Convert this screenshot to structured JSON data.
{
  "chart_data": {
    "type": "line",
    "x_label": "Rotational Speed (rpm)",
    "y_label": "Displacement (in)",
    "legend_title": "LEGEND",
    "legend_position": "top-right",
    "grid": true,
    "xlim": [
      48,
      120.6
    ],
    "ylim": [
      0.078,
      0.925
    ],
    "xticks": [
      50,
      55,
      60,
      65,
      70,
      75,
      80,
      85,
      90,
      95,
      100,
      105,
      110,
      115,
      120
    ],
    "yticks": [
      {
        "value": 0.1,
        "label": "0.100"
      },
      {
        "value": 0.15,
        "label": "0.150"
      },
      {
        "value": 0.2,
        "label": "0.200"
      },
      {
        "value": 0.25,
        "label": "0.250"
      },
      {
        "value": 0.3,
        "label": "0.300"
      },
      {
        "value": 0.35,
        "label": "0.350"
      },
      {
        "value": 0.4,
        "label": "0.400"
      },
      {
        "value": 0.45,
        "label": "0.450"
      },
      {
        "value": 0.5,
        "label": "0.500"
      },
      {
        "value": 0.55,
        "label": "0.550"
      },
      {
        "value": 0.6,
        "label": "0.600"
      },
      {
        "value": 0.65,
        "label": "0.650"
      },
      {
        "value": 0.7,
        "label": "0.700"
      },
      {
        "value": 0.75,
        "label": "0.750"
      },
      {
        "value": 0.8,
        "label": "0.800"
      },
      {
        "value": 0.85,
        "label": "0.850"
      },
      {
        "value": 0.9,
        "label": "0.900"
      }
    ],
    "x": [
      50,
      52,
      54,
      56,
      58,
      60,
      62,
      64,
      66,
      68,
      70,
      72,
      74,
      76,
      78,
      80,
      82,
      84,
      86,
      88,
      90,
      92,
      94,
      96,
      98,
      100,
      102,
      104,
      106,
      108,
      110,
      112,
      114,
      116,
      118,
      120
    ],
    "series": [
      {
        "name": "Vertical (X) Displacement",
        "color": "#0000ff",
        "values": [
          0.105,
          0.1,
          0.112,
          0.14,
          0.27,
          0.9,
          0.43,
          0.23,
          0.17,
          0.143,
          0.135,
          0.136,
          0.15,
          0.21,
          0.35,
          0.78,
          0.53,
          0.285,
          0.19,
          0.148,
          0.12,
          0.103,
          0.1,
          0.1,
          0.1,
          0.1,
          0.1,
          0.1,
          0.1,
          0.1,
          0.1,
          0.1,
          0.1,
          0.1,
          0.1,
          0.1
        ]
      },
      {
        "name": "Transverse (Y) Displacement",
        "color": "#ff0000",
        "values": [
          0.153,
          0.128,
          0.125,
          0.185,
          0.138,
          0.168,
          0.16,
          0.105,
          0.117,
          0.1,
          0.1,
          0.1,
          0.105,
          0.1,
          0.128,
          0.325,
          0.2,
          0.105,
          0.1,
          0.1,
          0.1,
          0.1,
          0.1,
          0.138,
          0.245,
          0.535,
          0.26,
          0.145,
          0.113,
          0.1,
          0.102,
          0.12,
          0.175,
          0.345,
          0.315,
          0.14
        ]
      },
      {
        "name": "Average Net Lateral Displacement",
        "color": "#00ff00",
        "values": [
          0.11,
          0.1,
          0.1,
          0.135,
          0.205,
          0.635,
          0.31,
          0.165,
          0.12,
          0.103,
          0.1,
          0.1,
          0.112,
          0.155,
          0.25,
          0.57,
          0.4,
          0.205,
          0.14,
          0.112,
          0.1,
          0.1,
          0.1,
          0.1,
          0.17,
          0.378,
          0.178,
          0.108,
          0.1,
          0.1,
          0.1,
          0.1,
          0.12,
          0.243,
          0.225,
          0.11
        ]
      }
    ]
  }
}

________________________________________

Print out the whole listing exactly as it appears.

Output of the exercise ▸
Convert this screenshot to structured JSON data.
{
  "chart_data": {
    "type": "line",
    "x_label": "Rotational Speed (rpm)",
    "y_label": "Displacement (in)",
    "legend_title": "LEGEND",
    "legend_position": "top-right",
    "grid": true,
    "xlim": [
      48,
      120.6
    ],
    "ylim": [
      0.078,
      0.925
    ],
    "xticks": [
      50,
      55,
      60,
      65,
      70,
      75,
      80,
      85,
      90,
      95,
      100,
      105,
      110,
      115,
      120
    ],
    "yticks": [
      {
        "value": 0.1,
        "label": "0.100"
      },
      {
        "value": 0.15,
        "label": "0.150"
      },
      {
        "value": 0.2,
        "label": "0.200"
      },
      {
        "value": 0.25,
        "label": "0.250"
      },
      {
        "value": 0.3,
        "label": "0.300"
      },
      {
        "value": 0.35,
        "label": "0.350"
      },
      {
        "value": 0.4,
        "label": "0.400"
      },
      {
        "value": 0.45,
        "label": "0.450"
      },
      {
        "value": 0.5,
        "label": "0.500"
      },
      {
        "value": 0.55,
        "label": "0.550"
      },
      {
        "value": 0.6,
        "label": "0.600"
      },
      {
        "value": 0.65,
        "label": "0.650"
      },
      {
        "value": 0.7,
        "label": "0.700"
      },
      {
        "value": 0.75,
        "label": "0.750"
      },
      {
        "value": 0.8,
        "label": "0.800"
      },
      {
        "value": 0.85,
        "label": "0.850"
      },
      {
        "value": 0.9,
        "label": "0.900"
      }
    ],
    "x": [
      50,
      52,
      54,
      56,
      58,
      60,
      62,
      64,
      66,
      68,
      70,
      72,
      74,
      76,
      78,
      80,
      82,
      84,
      86,
      88,
      90,
      92,
      94,
      96,
      98,
      100,
      102,
      104,
      106,
      108,
      110,
      112,
      114,
      116,
      118,
      120
    ],
    "series": [
      {
        "name": "Vertical (X) Displacement",
        "color": "#0000ff",
        "values": [
          0.105,
          0.1,
          0.112,
          0.14,
          0.27,
          0.9,
          0.43,
          0.23,
          0.17,
          0.143,
          0.135,
          0.136,
          0.15,
          0.21,
          0.35,
          0.78,
          0.53,
          0.285,
          0.19,
          0.148,
          0.12,
          0.103,
          0.1,
          0.1,
          0.1,
          0.1,
          0.1,
          0.1,
          0.1,
          0.1,
          0.1,
          0.1,
          0.1,
          0.1,
          0.1,
          0.1
        ]
      },
      {
        "name": "Transverse (Y) Displacement",
        "color": "#ff0000",
        "values": [
          0.153,
          0.128,
          0.125,
          0.185,
          0.138,
          0.168,
          0.16,
          0.105,
          0.117,
          0.1,
          0.1,
          0.1,
          0.105,
          0.1,
          0.128,
          0.325,
          0.2,
          0.105,
          0.1,
          0.1,
          0.1,
          0.1,
          0.1,
          0.138,
          0.245,
          0.535,
          0.26,
          0.145,
          0.113,
          0.1,
          0.102,
          0.12,
          0.175,
          0.345,
          0.315,
          0.14
        ]
      },
      {
        "name": "Average Net Lateral Displacement",
        "color": "#00ff00",
        "values": [
          0.11,
          0.1,
          0.1,
          0.135,
          0.205,
          0.635,
          0.31,
          0.165,
          0.12,
          0.103,
          0.1,
          0.1,
          0.112,
          0.155,
          0.25,
          0.57,
          0.4,
          0.205,
          0.14,
          0.112,
          0.1,
          0.1,
          0.1,
          0.1,
          0.17,
          0.378,
          0.178,
          0.108,
          0.1,
          0.1,
          0.1,
          0.1,
          0.12,
          0.243,
          0.225,
          0.11
        ]
      }
    ]
  }
}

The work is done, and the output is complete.